__Exercise details__: Your answer must consist solely of the number of lines that contain the word "document".

[Recorded data]
══════
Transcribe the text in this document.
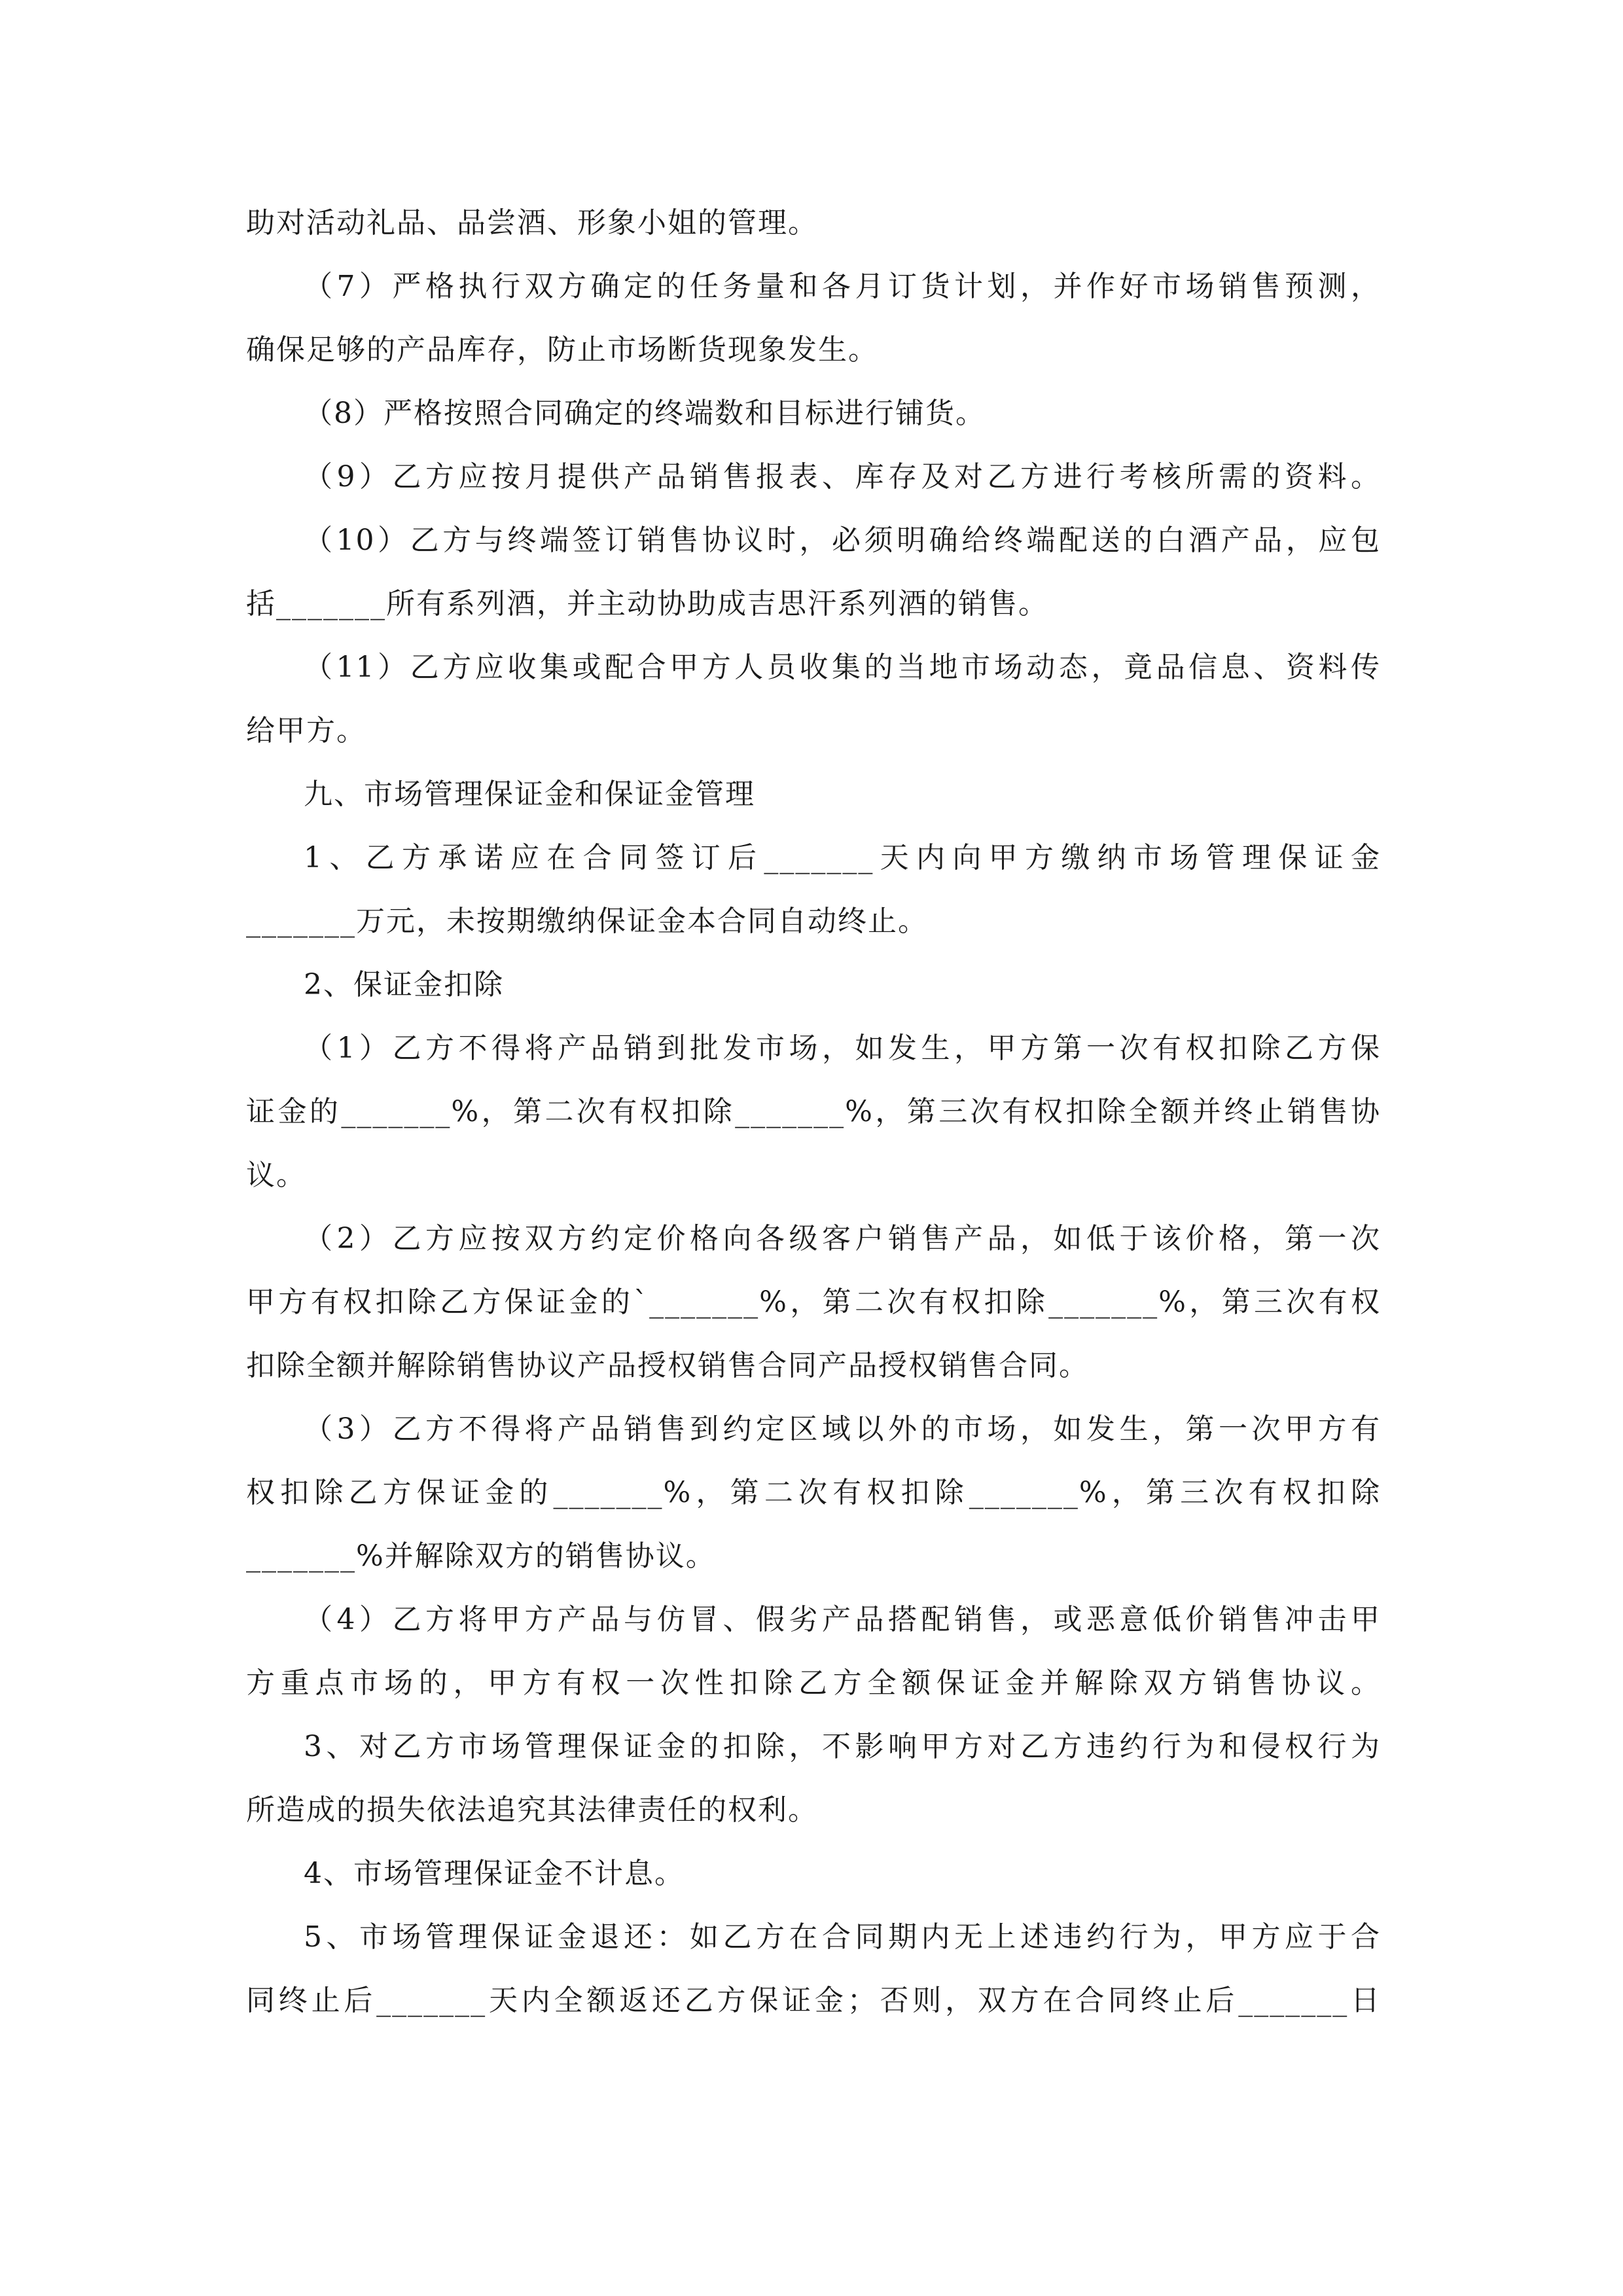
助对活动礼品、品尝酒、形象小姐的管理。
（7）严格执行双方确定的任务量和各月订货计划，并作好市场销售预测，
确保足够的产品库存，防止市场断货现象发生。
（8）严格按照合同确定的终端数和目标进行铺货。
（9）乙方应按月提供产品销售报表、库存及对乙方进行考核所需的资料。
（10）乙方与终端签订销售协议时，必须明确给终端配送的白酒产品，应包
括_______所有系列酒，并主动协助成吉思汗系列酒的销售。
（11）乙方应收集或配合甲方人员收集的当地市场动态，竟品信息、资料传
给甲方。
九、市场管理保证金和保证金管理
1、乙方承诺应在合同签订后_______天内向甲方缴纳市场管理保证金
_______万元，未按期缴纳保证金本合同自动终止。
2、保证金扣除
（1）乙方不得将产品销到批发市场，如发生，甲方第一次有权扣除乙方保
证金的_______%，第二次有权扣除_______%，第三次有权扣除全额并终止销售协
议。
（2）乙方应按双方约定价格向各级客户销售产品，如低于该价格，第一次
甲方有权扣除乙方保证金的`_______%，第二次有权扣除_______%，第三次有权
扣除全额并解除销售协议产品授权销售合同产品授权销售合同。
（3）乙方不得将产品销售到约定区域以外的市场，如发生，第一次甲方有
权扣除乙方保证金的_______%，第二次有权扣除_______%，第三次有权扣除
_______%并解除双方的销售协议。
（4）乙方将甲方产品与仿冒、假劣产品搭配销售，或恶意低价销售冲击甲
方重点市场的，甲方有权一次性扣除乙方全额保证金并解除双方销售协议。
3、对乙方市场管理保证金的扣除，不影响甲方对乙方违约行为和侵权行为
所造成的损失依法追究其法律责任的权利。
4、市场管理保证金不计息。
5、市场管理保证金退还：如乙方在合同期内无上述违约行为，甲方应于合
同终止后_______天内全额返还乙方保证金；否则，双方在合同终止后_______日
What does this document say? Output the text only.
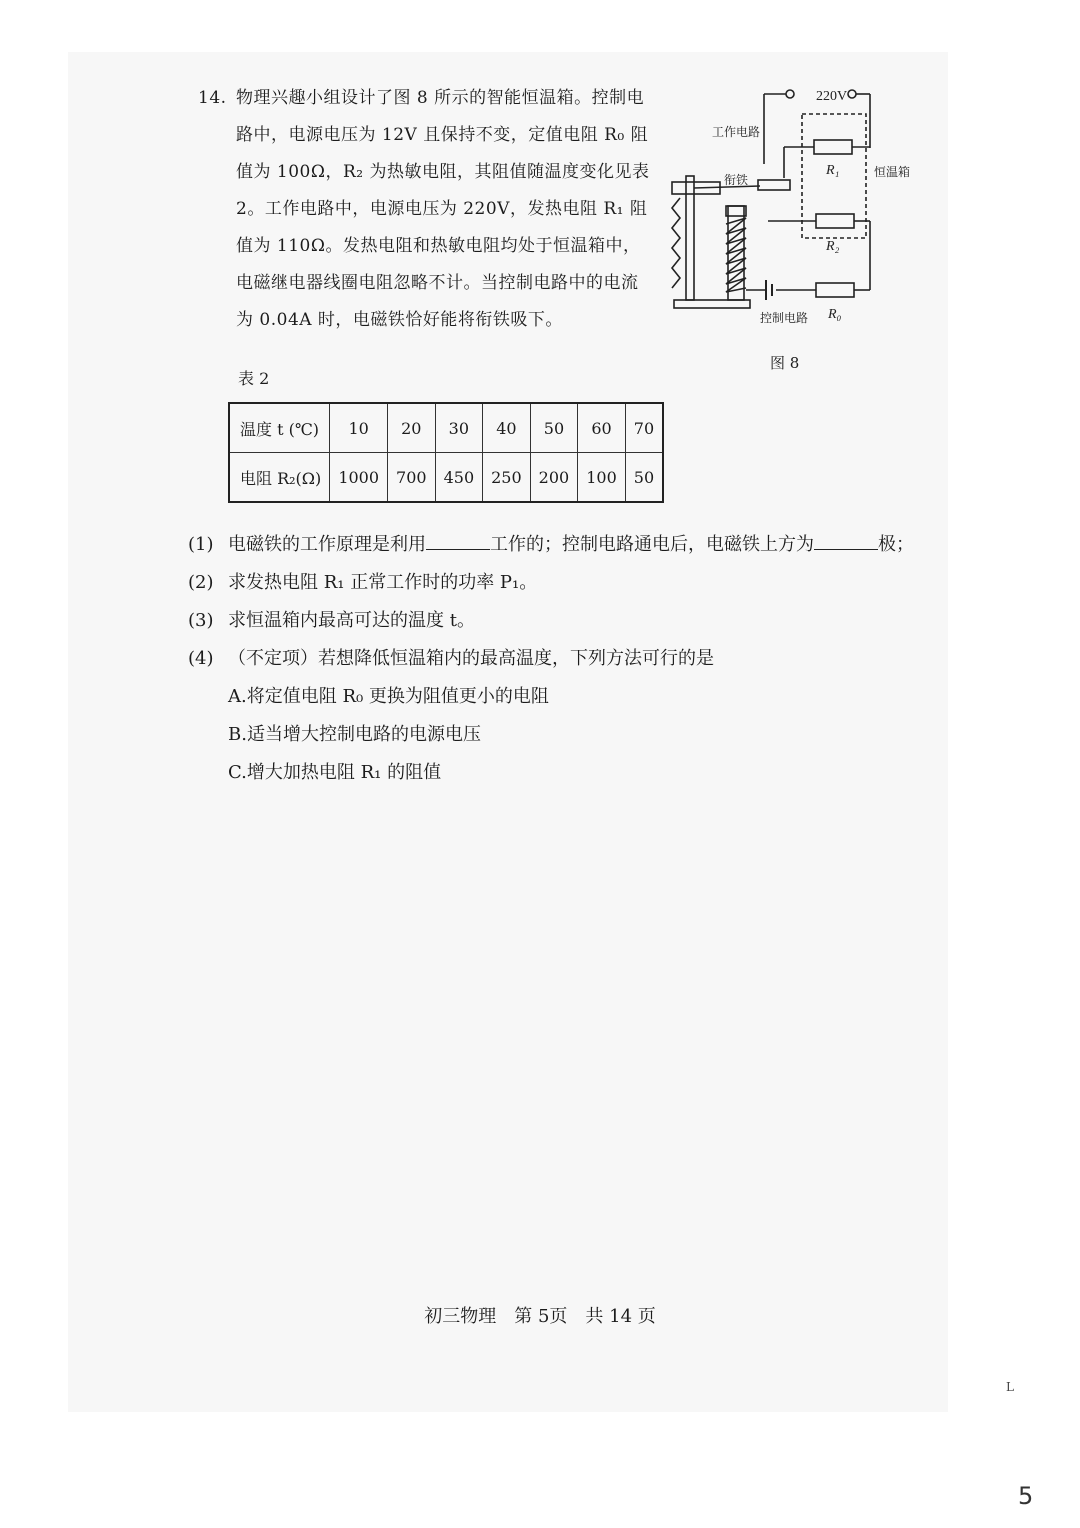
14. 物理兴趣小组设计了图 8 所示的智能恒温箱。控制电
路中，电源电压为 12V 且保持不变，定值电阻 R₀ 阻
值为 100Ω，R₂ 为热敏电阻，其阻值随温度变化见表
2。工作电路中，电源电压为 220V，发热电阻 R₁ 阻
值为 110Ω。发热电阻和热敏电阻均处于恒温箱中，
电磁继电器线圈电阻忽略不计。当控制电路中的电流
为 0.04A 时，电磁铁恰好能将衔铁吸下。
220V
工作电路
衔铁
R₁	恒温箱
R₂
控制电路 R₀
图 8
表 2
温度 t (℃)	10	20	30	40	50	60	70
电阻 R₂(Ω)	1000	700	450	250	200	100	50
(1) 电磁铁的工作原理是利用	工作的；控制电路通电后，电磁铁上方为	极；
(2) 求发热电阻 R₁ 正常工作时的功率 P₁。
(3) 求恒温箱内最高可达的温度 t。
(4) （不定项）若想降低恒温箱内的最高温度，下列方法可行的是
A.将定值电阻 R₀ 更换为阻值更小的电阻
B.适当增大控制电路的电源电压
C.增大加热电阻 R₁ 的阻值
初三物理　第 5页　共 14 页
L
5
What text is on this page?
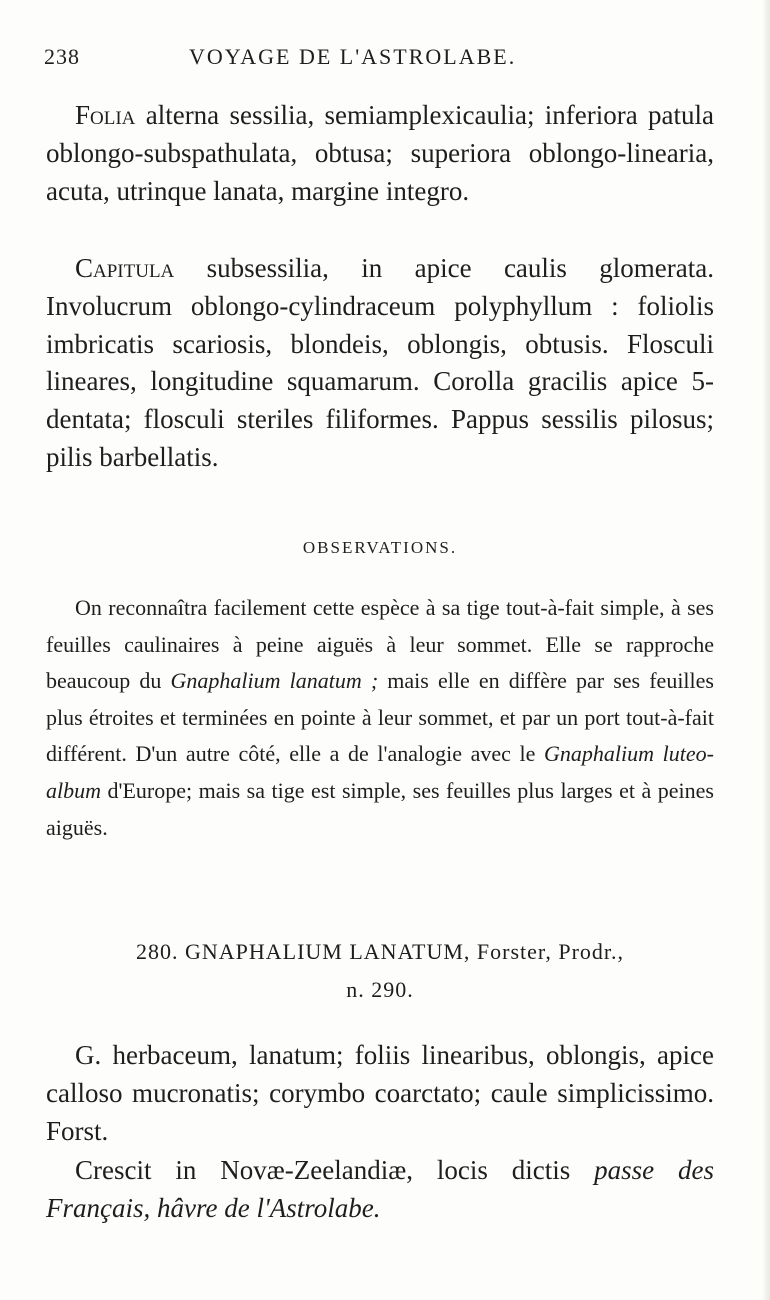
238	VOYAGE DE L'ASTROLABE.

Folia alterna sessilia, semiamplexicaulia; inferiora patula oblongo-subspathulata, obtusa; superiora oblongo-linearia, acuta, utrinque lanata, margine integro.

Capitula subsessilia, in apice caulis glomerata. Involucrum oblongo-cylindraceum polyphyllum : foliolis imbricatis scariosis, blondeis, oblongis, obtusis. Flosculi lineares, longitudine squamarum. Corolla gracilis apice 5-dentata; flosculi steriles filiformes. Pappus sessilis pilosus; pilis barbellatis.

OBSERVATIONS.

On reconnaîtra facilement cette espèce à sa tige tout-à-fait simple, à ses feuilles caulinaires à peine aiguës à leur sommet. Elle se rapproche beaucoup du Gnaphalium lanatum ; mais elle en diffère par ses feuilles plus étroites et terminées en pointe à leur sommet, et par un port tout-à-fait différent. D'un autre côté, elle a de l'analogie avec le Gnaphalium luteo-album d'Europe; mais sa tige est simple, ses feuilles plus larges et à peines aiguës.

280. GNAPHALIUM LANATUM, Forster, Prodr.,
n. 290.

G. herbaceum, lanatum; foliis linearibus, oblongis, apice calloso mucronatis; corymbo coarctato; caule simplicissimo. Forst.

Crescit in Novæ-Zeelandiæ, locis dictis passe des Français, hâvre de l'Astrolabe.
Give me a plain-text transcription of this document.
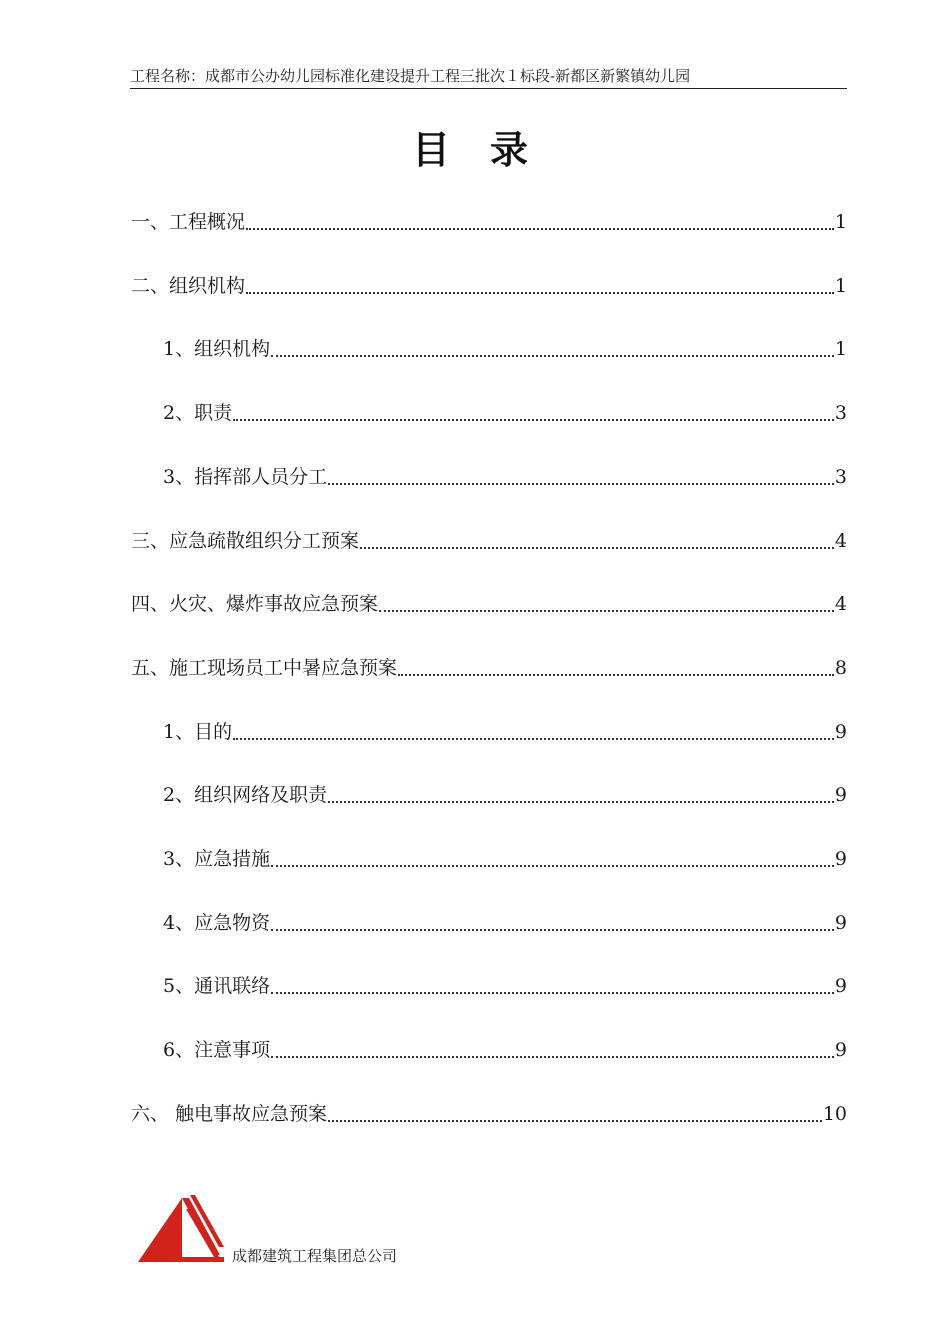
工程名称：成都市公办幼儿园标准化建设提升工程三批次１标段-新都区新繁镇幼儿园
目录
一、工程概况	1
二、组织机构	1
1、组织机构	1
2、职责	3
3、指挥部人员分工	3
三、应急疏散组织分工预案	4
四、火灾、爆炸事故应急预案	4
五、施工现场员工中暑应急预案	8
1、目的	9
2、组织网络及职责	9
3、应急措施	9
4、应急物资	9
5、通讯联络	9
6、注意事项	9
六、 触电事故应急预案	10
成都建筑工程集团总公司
══════
__Right answer__: 3